▶ _Work to complete_: Quote the whole listing word for word. Do not include the pictures.

Dataset records:
— BEGIN —

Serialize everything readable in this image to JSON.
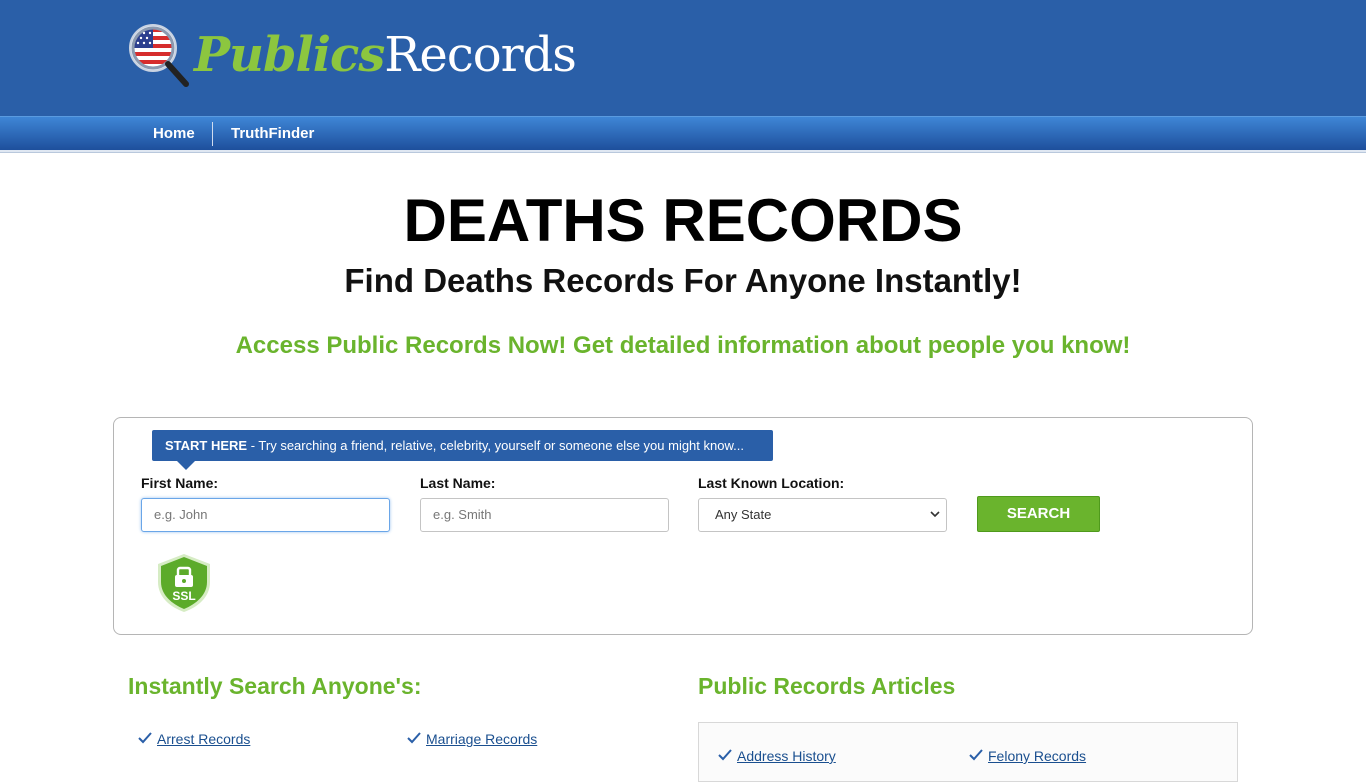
{
  "header": {
    "logo_part1": "Publics",
    "logo_part2": "Records"
  },
  "nav": {
    "items": [
      {
        "label": "Home"
      },
      {
        "label": "TruthFinder"
      }
    ]
  },
  "hero": {
    "title": "DEATHS RECORDS",
    "subtitle": "Find Deaths Records For Anyone Instantly!",
    "tagline": "Access Public Records Now! Get detailed information about people you know!"
  },
  "search": {
    "banner_strong": "START HERE",
    "banner_text": " - Try searching a friend, relative, celebrity, yourself or someone else you might know...",
    "first_name_label": "First Name:",
    "first_name_placeholder": "e.g. John",
    "last_name_label": "Last Name:",
    "last_name_placeholder": "e.g. Smith",
    "location_label": "Last Known Location:",
    "location_value": "Any State",
    "button_label": "SEARCH",
    "ssl_badge": "SSL"
  },
  "instant": {
    "heading": "Instantly Search Anyone's:",
    "links": [
      "Arrest Records",
      "Marriage Records"
    ]
  },
  "articles": {
    "heading": "Public Records Articles",
    "links": [
      "Address History",
      "Felony Records"
    ]
  },
  "colors": {
    "header_blue": "#2a5fa8",
    "accent_green": "#6ab42d",
    "link_blue": "#1a4f8f"
  }
}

— END —

▶ _The response_:
Serialize everything readable in this image to JSON.
{
  "header": {
    "logo_part1": "Publics",
    "logo_part2": "Records"
  },
  "nav": {
    "items": [
      {
        "label": "Home"
      },
      {
        "label": "TruthFinder"
      }
    ]
  },
  "hero": {
    "title": "DEATHS RECORDS",
    "subtitle": "Find Deaths Records For Anyone Instantly!",
    "tagline": "Access Public Records Now! Get detailed information about people you know!"
  },
  "search": {
    "banner_strong": "START HERE",
    "banner_text": " - Try searching a friend, relative, celebrity, yourself or someone else you might know...",
    "first_name_label": "First Name:",
    "first_name_placeholder": "e.g. John",
    "last_name_label": "Last Name:",
    "last_name_placeholder": "e.g. Smith",
    "location_label": "Last Known Location:",
    "location_value": "Any State",
    "button_label": "SEARCH",
    "ssl_badge": "SSL"
  },
  "instant": {
    "heading": "Instantly Search Anyone's:",
    "links": [
      "Arrest Records",
      "Marriage Records"
    ]
  },
  "articles": {
    "heading": "Public Records Articles",
    "links": [
      "Address History",
      "Felony Records"
    ]
  },
  "colors": {
    "header_blue": "#2a5fa8",
    "accent_green": "#6ab42d",
    "link_blue": "#1a4f8f"
  }
}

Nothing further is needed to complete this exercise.